- [WRITTEN PROBLEM] Locate the word "lower" in the data below, then copy every line that holds it.

>> Begin DATA EXTRACT

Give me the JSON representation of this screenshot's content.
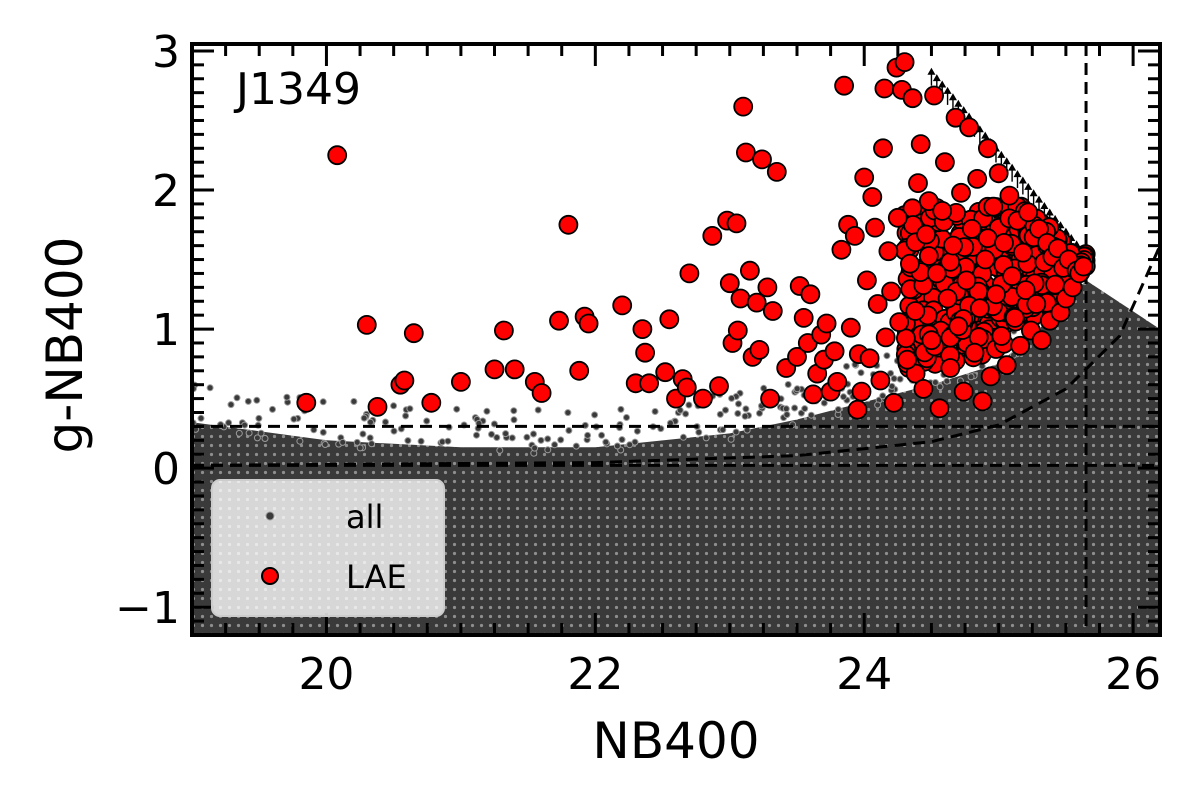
{
  "chart_data": {
    "type": "scatter",
    "title": "",
    "field_label": "J1349",
    "xlabel": "NB400",
    "ylabel": "g-NB400",
    "xlim": [
      19.0,
      26.2
    ],
    "ylim": [
      -1.2,
      3.05
    ],
    "x_ticks": [
      20,
      22,
      24,
      26
    ],
    "x_tick_labels": [
      "20",
      "22",
      "24",
      "26"
    ],
    "y_ticks": [
      -1,
      0,
      1,
      2,
      3
    ],
    "y_tick_labels": [
      "−1",
      "0",
      "1",
      "2",
      "3"
    ],
    "grid": false,
    "legend_position": "lower-left",
    "colors": {
      "lae": "#ff0000",
      "all": "#3a3a3a",
      "all_edge": "#9a9a9a",
      "lines": "#000000"
    },
    "reference_lines": {
      "nb400_limit": 25.65,
      "color_cut_low": 0.02,
      "color_cut_high": 0.3,
      "error_curve_points": [
        [
          19.0,
          0.02
        ],
        [
          22.0,
          0.04
        ],
        [
          23.5,
          0.09
        ],
        [
          24.5,
          0.19
        ],
        [
          25.0,
          0.31
        ],
        [
          25.5,
          0.57
        ],
        [
          25.9,
          0.95
        ],
        [
          26.2,
          1.6
        ]
      ]
    },
    "series": [
      {
        "name": "all",
        "kind": "parent sample (dense cloud, ~all detected objects)",
        "envelope_points": [
          [
            19.0,
            -1.2
          ],
          [
            19.0,
            0.33
          ],
          [
            20.0,
            0.2
          ],
          [
            21.0,
            0.15
          ],
          [
            22.0,
            0.15
          ],
          [
            23.0,
            0.25
          ],
          [
            23.5,
            0.35
          ],
          [
            24.5,
            0.6
          ],
          [
            25.0,
            0.75
          ],
          [
            25.3,
            1.0
          ],
          [
            25.65,
            1.35
          ],
          [
            26.2,
            1.0
          ],
          [
            26.2,
            -1.2
          ]
        ]
      },
      {
        "name": "LAE",
        "points": [
          [
            19.85,
            0.47
          ],
          [
            20.08,
            2.25
          ],
          [
            20.3,
            1.03
          ],
          [
            20.38,
            0.44
          ],
          [
            20.55,
            0.6
          ],
          [
            20.58,
            0.63
          ],
          [
            20.65,
            0.97
          ],
          [
            20.78,
            0.47
          ],
          [
            21.0,
            0.62
          ],
          [
            21.25,
            0.71
          ],
          [
            21.32,
            0.99
          ],
          [
            21.4,
            0.71
          ],
          [
            21.55,
            0.62
          ],
          [
            21.6,
            0.54
          ],
          [
            21.73,
            1.06
          ],
          [
            21.8,
            1.75
          ],
          [
            21.88,
            0.7
          ],
          [
            21.92,
            1.09
          ],
          [
            21.95,
            1.04
          ],
          [
            22.2,
            1.17
          ],
          [
            22.3,
            0.61
          ],
          [
            22.35,
            1.0
          ],
          [
            22.37,
            0.83
          ],
          [
            22.4,
            0.61
          ],
          [
            22.52,
            0.69
          ],
          [
            22.55,
            1.07
          ],
          [
            22.6,
            0.5
          ],
          [
            22.65,
            0.64
          ],
          [
            22.68,
            0.58
          ],
          [
            22.7,
            1.4
          ],
          [
            22.8,
            0.5
          ],
          [
            22.87,
            1.67
          ],
          [
            22.92,
            0.59
          ],
          [
            22.98,
            1.78
          ],
          [
            23.0,
            1.33
          ],
          [
            23.02,
            0.9
          ],
          [
            23.05,
            1.76
          ],
          [
            23.06,
            0.99
          ],
          [
            23.08,
            1.22
          ],
          [
            23.1,
            2.6
          ],
          [
            23.12,
            2.27
          ],
          [
            23.15,
            1.42
          ],
          [
            23.17,
            0.8
          ],
          [
            23.2,
            1.19
          ],
          [
            23.22,
            0.85
          ],
          [
            23.24,
            2.22
          ],
          [
            23.28,
            1.3
          ],
          [
            23.3,
            0.5
          ],
          [
            23.32,
            1.13
          ],
          [
            23.35,
            2.13
          ],
          [
            23.42,
            0.72
          ],
          [
            23.5,
            0.8
          ],
          [
            23.52,
            1.31
          ],
          [
            23.55,
            1.08
          ],
          [
            23.58,
            0.9
          ],
          [
            23.6,
            1.25
          ],
          [
            23.62,
            0.53
          ],
          [
            23.65,
            0.68
          ],
          [
            23.68,
            0.96
          ],
          [
            23.7,
            0.78
          ],
          [
            23.72,
            1.04
          ],
          [
            23.75,
            0.55
          ],
          [
            23.78,
            0.84
          ],
          [
            23.8,
            0.62
          ],
          [
            23.83,
            1.57
          ],
          [
            23.85,
            2.75
          ],
          [
            23.88,
            1.75
          ],
          [
            23.9,
            1.01
          ],
          [
            23.93,
            1.67
          ],
          [
            23.95,
            0.42
          ],
          [
            23.96,
            0.82
          ],
          [
            23.98,
            0.55
          ],
          [
            24.0,
            2.09
          ],
          [
            24.02,
            1.35
          ],
          [
            24.04,
            0.79
          ],
          [
            24.06,
            1.95
          ],
          [
            24.08,
            1.73
          ],
          [
            24.1,
            1.18
          ],
          [
            24.12,
            0.63
          ],
          [
            24.14,
            2.3
          ],
          [
            24.15,
            2.73
          ],
          [
            24.16,
            0.94
          ],
          [
            24.18,
            1.56
          ],
          [
            24.2,
            1.27
          ],
          [
            24.22,
            0.47
          ],
          [
            24.24,
            2.88
          ],
          [
            24.25,
            1.8
          ],
          [
            24.26,
            1.05
          ],
          [
            24.28,
            2.72
          ],
          [
            24.3,
            2.92
          ],
          [
            24.32,
            0.78
          ],
          [
            24.34,
            1.47
          ],
          [
            24.36,
            2.66
          ],
          [
            24.38,
            1.13
          ],
          [
            24.4,
            2.05
          ],
          [
            24.42,
            2.33
          ],
          [
            24.44,
            0.57
          ],
          [
            24.46,
            1.68
          ],
          [
            24.48,
            1.92
          ],
          [
            24.5,
            0.92
          ],
          [
            24.52,
            2.68
          ],
          [
            24.54,
            1.4
          ],
          [
            24.56,
            0.43
          ],
          [
            24.58,
            1.85
          ],
          [
            24.6,
            2.2
          ],
          [
            24.62,
            1.22
          ],
          [
            24.64,
            0.72
          ],
          [
            24.66,
            1.6
          ],
          [
            24.68,
            2.52
          ],
          [
            24.7,
            1.02
          ],
          [
            24.72,
            1.98
          ],
          [
            24.74,
            0.55
          ],
          [
            24.76,
            1.35
          ],
          [
            24.78,
            2.45
          ],
          [
            24.8,
            1.72
          ],
          [
            24.82,
            0.83
          ],
          [
            24.84,
            2.08
          ],
          [
            24.86,
            1.15
          ],
          [
            24.88,
            0.48
          ],
          [
            24.9,
            1.5
          ],
          [
            24.92,
            2.3
          ],
          [
            24.94,
            0.66
          ],
          [
            24.96,
            1.88
          ],
          [
            24.98,
            1.25
          ],
          [
            25.0,
            2.12
          ],
          [
            25.02,
            0.95
          ],
          [
            25.04,
            1.62
          ],
          [
            25.06,
            0.74
          ],
          [
            25.08,
            1.96
          ],
          [
            25.1,
            1.38
          ],
          [
            25.12,
            1.08
          ],
          [
            25.14,
            1.78
          ],
          [
            25.16,
            0.88
          ],
          [
            25.18,
            1.55
          ],
          [
            25.2,
            1.28
          ],
          [
            25.22,
            1.84
          ],
          [
            25.24,
            0.99
          ],
          [
            25.26,
            1.66
          ],
          [
            25.28,
            1.18
          ],
          [
            25.3,
            1.72
          ],
          [
            25.32,
            0.92
          ],
          [
            25.34,
            1.48
          ],
          [
            25.36,
            1.62
          ],
          [
            25.38,
            1.06
          ],
          [
            25.4,
            1.52
          ],
          [
            25.42,
            1.32
          ],
          [
            25.44,
            1.58
          ],
          [
            25.46,
            1.12
          ],
          [
            25.48,
            1.44
          ],
          [
            25.5,
            1.22
          ],
          [
            25.52,
            1.5
          ],
          [
            25.55,
            1.3
          ],
          [
            25.58,
            1.42
          ],
          [
            25.6,
            1.4
          ],
          [
            25.63,
            1.45
          ]
        ],
        "dense_region": {
          "x": [
            24.3,
            25.65
          ],
          "y": [
            0.4,
            1.9
          ],
          "approx_count": 420
        }
      }
    ],
    "upper_limit_arrows": {
      "x_range": [
        24.5,
        25.6
      ],
      "description": "lower-limit arrows along NB400 detection limit line"
    },
    "legend": {
      "entries": [
        "all",
        "LAE"
      ]
    }
  }
}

>> End DATA EXTRACT

- [COMPLETED EXERCISE]
    "legend_position": "lower-left",
      "description": "lower-limit arrows along NB400 detection limit line"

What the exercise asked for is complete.